++++ GIVEN DATA

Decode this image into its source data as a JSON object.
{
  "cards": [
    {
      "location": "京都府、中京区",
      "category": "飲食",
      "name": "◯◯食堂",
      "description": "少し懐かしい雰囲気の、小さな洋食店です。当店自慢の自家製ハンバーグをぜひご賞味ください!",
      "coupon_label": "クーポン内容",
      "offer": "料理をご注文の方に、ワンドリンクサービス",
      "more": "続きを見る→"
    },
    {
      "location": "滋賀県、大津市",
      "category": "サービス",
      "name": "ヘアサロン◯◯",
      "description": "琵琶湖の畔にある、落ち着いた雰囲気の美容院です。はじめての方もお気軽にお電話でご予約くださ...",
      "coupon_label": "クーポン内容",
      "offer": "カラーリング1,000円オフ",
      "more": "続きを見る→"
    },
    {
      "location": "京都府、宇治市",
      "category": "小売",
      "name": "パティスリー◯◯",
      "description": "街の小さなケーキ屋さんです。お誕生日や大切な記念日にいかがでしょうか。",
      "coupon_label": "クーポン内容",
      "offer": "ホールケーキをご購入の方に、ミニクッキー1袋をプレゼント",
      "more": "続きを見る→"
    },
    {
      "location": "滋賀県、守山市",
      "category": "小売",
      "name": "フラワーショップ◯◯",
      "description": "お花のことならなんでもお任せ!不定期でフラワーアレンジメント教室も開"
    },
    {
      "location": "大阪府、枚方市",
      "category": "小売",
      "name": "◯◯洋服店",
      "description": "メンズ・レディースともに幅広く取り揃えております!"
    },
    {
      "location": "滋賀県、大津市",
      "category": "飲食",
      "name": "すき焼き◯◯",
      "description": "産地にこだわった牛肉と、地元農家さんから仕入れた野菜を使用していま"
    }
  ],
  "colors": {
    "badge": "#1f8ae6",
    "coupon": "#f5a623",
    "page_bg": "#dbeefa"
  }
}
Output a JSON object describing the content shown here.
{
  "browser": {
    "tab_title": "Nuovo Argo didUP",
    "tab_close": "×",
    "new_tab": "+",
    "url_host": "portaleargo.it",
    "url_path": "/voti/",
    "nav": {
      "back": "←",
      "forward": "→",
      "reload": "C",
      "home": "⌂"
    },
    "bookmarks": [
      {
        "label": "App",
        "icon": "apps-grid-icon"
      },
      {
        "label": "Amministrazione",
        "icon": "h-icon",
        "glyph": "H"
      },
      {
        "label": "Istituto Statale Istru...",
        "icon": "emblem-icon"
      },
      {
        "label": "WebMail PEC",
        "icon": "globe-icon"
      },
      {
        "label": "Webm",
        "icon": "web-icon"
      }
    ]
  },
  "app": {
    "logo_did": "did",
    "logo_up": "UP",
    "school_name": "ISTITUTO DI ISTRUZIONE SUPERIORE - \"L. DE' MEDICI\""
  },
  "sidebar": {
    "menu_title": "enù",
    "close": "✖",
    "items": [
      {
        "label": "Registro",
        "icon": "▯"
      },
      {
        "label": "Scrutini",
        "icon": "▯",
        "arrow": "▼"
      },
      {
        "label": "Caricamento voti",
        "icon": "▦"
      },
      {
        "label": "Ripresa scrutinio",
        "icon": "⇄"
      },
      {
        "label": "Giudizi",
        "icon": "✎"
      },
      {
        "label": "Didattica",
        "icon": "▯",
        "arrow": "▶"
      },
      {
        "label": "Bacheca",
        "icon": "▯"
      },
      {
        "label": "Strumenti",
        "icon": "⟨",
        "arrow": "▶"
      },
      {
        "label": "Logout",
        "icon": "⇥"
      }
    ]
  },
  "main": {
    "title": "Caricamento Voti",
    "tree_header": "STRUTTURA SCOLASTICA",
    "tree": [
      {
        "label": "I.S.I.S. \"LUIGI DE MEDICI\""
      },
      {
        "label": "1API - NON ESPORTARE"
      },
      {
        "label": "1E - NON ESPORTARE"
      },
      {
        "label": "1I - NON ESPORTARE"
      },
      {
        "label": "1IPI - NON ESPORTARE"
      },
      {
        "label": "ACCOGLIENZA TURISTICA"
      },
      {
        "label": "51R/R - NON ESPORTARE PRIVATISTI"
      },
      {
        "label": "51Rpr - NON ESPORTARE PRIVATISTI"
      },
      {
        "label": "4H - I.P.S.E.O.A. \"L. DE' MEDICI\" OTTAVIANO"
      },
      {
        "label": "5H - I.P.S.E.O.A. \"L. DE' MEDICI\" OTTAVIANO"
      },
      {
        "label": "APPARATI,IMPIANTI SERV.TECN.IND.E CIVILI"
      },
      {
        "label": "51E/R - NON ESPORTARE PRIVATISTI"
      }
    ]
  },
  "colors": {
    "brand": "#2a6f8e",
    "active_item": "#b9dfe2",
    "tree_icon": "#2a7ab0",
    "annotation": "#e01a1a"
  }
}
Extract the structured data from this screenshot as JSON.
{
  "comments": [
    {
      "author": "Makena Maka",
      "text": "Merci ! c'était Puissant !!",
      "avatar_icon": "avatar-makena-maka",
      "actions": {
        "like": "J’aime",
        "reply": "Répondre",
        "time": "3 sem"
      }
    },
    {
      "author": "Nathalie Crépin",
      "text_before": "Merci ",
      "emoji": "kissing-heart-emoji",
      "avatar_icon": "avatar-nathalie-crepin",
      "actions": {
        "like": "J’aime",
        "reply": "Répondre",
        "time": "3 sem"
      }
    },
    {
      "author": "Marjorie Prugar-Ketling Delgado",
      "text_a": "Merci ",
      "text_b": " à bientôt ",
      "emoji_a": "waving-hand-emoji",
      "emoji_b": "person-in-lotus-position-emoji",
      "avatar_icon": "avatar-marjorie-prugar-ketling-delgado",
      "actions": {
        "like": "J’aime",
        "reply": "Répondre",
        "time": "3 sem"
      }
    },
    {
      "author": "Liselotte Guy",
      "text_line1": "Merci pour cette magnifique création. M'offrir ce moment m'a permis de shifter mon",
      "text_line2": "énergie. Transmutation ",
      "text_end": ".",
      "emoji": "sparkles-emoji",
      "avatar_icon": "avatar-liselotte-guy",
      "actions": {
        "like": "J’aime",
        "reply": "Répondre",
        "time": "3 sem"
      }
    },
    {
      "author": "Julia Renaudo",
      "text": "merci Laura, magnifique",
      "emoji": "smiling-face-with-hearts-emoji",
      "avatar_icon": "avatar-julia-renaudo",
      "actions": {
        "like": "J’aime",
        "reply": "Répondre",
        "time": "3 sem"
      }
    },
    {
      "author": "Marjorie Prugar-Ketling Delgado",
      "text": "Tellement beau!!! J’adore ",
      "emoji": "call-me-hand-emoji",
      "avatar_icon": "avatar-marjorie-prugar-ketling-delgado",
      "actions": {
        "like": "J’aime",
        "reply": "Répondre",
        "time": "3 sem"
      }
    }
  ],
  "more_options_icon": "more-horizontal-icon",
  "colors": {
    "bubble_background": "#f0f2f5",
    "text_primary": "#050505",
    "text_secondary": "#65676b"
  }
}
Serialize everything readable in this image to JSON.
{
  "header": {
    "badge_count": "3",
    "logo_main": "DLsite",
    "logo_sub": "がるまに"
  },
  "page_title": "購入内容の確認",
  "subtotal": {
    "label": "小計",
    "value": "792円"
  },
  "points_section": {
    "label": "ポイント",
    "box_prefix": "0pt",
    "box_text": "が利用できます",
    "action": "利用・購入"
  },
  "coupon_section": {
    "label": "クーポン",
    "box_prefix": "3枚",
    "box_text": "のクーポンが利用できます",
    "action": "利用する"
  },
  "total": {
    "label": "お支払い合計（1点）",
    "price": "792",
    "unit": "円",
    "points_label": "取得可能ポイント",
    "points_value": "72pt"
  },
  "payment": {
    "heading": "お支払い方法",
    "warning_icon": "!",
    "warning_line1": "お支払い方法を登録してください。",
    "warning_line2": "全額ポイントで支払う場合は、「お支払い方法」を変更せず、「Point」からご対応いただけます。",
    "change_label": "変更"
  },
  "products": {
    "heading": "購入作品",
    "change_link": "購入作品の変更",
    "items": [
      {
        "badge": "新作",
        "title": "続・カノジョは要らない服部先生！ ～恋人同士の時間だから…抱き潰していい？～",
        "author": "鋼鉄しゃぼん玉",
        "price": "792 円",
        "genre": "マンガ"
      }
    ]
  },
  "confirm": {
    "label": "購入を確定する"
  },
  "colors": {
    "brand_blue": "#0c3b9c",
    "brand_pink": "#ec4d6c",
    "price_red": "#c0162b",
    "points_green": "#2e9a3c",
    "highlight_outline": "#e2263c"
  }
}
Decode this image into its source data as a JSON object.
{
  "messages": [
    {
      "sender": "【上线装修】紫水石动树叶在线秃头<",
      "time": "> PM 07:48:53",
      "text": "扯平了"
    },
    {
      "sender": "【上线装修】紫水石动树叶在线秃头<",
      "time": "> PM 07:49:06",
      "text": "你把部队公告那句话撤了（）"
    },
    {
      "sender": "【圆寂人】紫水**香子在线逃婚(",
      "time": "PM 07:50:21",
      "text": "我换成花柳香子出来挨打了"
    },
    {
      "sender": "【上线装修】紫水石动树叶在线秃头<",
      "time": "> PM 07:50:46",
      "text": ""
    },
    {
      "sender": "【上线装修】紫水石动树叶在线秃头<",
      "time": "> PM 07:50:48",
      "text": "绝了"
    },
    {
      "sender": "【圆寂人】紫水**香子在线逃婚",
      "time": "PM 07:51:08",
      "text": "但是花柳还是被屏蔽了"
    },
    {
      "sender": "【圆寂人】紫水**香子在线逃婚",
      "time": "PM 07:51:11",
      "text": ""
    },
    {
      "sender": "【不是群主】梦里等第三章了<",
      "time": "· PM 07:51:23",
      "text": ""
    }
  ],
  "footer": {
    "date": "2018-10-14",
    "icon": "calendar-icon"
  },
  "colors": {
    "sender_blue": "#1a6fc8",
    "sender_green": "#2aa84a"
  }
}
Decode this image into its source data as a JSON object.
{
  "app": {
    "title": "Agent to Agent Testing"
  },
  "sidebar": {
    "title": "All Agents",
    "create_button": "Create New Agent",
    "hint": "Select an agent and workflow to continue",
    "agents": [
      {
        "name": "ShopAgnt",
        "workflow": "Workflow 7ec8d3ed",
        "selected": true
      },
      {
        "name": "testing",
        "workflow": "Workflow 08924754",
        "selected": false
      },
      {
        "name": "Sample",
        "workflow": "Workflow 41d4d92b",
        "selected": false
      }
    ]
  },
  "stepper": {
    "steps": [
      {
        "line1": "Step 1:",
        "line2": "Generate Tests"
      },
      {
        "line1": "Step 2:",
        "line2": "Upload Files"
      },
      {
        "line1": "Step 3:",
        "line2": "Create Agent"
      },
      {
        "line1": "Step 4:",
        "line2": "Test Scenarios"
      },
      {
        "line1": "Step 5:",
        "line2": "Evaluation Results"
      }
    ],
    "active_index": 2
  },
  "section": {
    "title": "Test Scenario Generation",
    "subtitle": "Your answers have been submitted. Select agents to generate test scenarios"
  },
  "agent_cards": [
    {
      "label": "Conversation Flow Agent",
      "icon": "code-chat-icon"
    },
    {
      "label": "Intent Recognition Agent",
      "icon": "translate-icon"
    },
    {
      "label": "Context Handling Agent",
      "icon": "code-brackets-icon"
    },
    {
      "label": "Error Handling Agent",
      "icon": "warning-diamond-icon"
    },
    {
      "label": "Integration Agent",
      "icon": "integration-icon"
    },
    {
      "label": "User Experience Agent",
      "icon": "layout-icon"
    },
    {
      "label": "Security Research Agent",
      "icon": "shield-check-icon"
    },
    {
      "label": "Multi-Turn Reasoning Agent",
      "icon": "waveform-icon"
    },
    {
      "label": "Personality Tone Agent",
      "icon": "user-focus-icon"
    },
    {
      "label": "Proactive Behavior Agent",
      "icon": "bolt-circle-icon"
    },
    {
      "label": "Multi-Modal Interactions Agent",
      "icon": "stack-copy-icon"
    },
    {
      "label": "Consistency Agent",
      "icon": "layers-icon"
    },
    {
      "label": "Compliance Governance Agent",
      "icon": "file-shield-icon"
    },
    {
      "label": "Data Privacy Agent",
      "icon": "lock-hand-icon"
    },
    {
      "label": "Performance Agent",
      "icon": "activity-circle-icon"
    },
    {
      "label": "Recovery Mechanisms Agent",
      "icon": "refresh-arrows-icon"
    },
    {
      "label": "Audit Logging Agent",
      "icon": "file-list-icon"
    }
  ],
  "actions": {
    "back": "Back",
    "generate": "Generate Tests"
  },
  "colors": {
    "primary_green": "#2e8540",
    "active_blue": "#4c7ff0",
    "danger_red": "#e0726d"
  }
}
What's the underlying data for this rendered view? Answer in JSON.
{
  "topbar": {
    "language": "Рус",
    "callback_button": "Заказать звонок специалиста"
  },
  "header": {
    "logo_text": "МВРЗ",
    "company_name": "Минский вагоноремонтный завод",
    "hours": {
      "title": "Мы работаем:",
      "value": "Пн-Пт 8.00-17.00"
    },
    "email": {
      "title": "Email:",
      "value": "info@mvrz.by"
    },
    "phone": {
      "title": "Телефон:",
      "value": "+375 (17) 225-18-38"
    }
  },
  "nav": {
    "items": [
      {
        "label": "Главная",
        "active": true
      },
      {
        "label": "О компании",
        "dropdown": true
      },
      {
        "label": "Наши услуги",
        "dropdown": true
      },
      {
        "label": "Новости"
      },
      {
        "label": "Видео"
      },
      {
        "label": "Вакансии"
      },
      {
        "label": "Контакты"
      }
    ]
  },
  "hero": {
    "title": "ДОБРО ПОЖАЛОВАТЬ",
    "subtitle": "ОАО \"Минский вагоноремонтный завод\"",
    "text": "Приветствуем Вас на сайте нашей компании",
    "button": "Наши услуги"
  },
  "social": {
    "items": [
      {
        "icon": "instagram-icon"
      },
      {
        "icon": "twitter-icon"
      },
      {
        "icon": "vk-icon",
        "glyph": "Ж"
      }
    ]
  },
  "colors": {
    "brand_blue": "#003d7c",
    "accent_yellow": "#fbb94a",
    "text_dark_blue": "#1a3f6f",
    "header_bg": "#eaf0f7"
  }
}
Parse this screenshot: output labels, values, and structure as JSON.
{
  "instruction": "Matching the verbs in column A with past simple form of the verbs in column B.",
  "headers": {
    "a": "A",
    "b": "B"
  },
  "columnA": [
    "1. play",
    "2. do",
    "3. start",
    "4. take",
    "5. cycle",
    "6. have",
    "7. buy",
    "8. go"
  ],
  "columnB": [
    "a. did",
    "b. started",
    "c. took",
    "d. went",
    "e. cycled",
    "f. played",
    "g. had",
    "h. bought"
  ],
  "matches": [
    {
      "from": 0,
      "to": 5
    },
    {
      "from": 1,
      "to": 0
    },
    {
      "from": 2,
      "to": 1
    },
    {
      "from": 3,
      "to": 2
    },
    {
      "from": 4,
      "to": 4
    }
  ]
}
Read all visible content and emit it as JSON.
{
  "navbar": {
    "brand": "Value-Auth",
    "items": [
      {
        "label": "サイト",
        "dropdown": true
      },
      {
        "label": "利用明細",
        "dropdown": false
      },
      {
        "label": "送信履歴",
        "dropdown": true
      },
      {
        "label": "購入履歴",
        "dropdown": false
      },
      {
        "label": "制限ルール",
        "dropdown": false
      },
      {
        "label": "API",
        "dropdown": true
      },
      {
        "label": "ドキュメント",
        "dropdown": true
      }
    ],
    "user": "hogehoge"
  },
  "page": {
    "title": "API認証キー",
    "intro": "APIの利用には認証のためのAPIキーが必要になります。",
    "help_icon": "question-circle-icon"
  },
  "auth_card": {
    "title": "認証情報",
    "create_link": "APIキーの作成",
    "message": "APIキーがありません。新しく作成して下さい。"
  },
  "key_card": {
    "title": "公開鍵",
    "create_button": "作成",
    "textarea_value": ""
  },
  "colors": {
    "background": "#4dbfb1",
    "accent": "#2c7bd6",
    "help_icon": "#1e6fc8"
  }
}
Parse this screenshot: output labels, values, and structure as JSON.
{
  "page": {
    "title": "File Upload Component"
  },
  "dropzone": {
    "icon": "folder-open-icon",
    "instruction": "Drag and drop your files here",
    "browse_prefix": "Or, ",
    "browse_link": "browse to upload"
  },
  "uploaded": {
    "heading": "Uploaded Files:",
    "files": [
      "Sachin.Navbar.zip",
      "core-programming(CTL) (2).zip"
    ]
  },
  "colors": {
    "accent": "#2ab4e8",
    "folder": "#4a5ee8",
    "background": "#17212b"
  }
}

++++++++

== TASK BRIEF ==
Extract from the data every line where "Caricamento" shows up.

== EXERCISE RESULT ==
        "label": "Caricamento voti",
    "title": "Caricamento Voti",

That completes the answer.